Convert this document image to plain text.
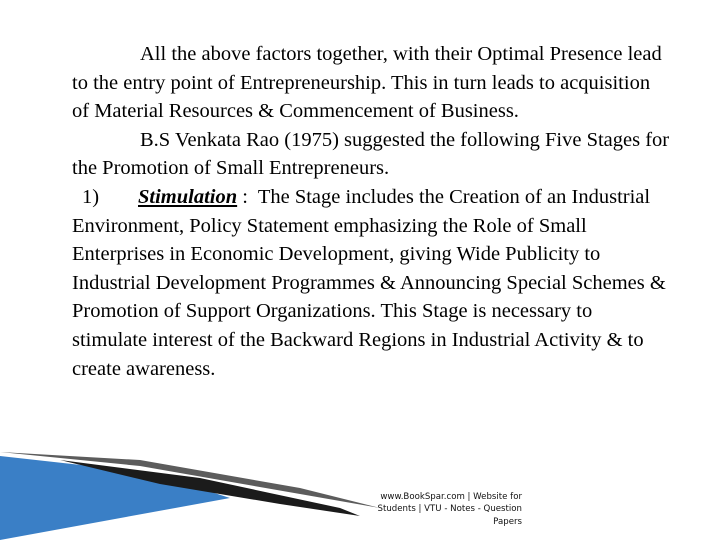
All the above factors together, with their Optimal Presence lead to the entry point of Entrepreneurship. This in turn leads to acquisition of Material Resources & Commencement of Business.

B.S Venkata Rao (1975) suggested the following Five Stages for the Promotion of Small Entrepreneurs.

1) Stimulation :  The Stage includes the Creation of an Industrial Environment, Policy Statement emphasizing the Role of Small Enterprises in Economic Development, giving Wide Publicity to Industrial Development Programmes & Announcing Special Schemes & Promotion of Support Organizations. This Stage is necessary to stimulate interest of the Backward Regions in Industrial Activity & to create awareness.

www.BookSpar.com | Website for
Students | VTU - Notes - Question
Papers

++++

Short problem:
Copy all the entries word for word. Omit any pictures.

Task response:
Convert this document image to plain text.
All the above factors together, with their Optimal Presence lead to the entry point of Entrepreneurship. This in turn leads to acquisition of Material Resources & Commencement of Business.

B.S Venkata Rao (1975) suggested the following Five Stages for the Promotion of Small Entrepreneurs.

1) Stimulation :  The Stage includes the Creation of an Industrial Environment, Policy Statement emphasizing the Role of Small Enterprises in Economic Development, giving Wide Publicity to Industrial Development Programmes & Announcing Special Schemes & Promotion of Support Organizations. This Stage is necessary to stimulate interest of the Backward Regions in Industrial Activity & to create awareness.

www.BookSpar.com | Website for
Students | VTU - Notes - Question
Papers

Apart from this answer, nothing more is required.